__Records to process__:
▬▬▬▬▬▬

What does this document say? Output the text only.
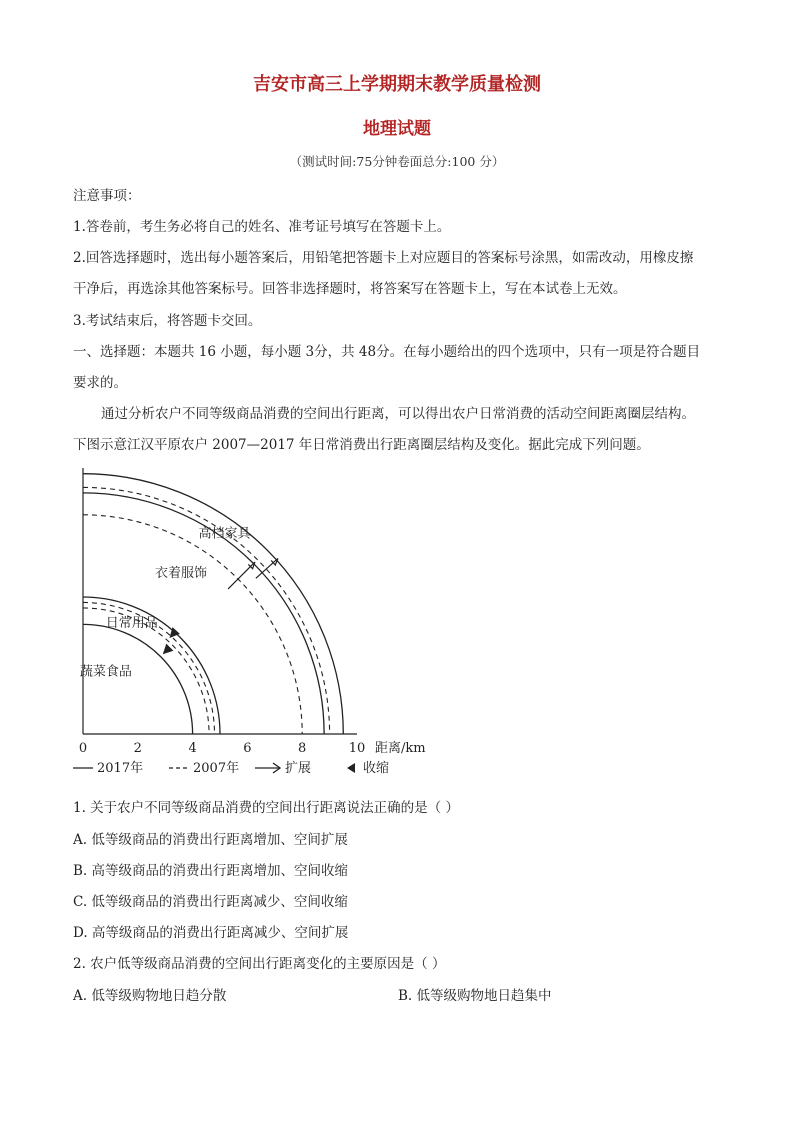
吉安市高三上学期期末教学质量检测
地理试题
（测试时间:75分钟卷面总分:100 分）
注意事项：
1.答卷前，考生务必将自己的姓名、准考证号填写在答题卡上。
2.回答选择题时，选出每小题答案后，用铅笔把答题卡上对应题目的答案标号涂黑，如需改动，用橡皮擦
干净后，再选涂其他答案标号。回答非选择题时，将答案写在答题卡上，写在本试卷上无效。
3.考试结束后，将答题卡交回。
一、选择题：本题共 16 小题，每小题 3分，共 48分。在每小题给出的四个选项中，只有一项是符合题目
要求的。
通过分析农户不同等级商品消费的空间出行距离，可以得出农户日常消费的活动空间距离圈层结构。
下图示意江汉平原农户 2007—2017 年日常消费出行距离圈层结构及变化。据此完成下列问题。
蔬菜食品
日常用品
衣着服饰
高档家具
0	2	4	6	8	10 距离/km
2017年	2007年	扩展	收缩
1. 关于农户不同等级商品消费的空间出行距离说法正确的是（ ）
A. 低等级商品的消费出行距离增加、空间扩展
B. 高等级商品的消费出行距离增加、空间收缩
C. 低等级商品的消费出行距离减少、空间收缩
D. 高等级商品的消费出行距离减少、空间扩展
2. 农户低等级商品消费的空间出行距离变化的主要原因是（ ）
A. 低等级购物地日趋分散	B. 低等级购物地日趋集中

▬▬▬▬▬▬

__What to do__:
Copy each line of the records precisely and drop any images they hold.

__Reply__:
What does this document say? Output the text only.
吉安市高三上学期期末教学质量检测
地理试题
（测试时间:75分钟卷面总分:100 分）
注意事项：
1.答卷前，考生务必将自己的姓名、准考证号填写在答题卡上。
2.回答选择题时，选出每小题答案后，用铅笔把答题卡上对应题目的答案标号涂黑，如需改动，用橡皮擦
干净后，再选涂其他答案标号。回答非选择题时，将答案写在答题卡上，写在本试卷上无效。
3.考试结束后，将答题卡交回。
一、选择题：本题共 16 小题，每小题 3分，共 48分。在每小题给出的四个选项中，只有一项是符合题目
要求的。
通过分析农户不同等级商品消费的空间出行距离，可以得出农户日常消费的活动空间距离圈层结构。
下图示意江汉平原农户 2007—2017 年日常消费出行距离圈层结构及变化。据此完成下列问题。
蔬菜食品
日常用品
衣着服饰
高档家具
0	2	4	6	8	10 距离/km
2017年	2007年	扩展	收缩
1. 关于农户不同等级商品消费的空间出行距离说法正确的是（ ）
A. 低等级商品的消费出行距离增加、空间扩展
B. 高等级商品的消费出行距离增加、空间收缩
C. 低等级商品的消费出行距离减少、空间收缩
D. 高等级商品的消费出行距离减少、空间扩展
2. 农户低等级商品消费的空间出行距离变化的主要原因是（ ）
A. 低等级购物地日趋分散	B. 低等级购物地日趋集中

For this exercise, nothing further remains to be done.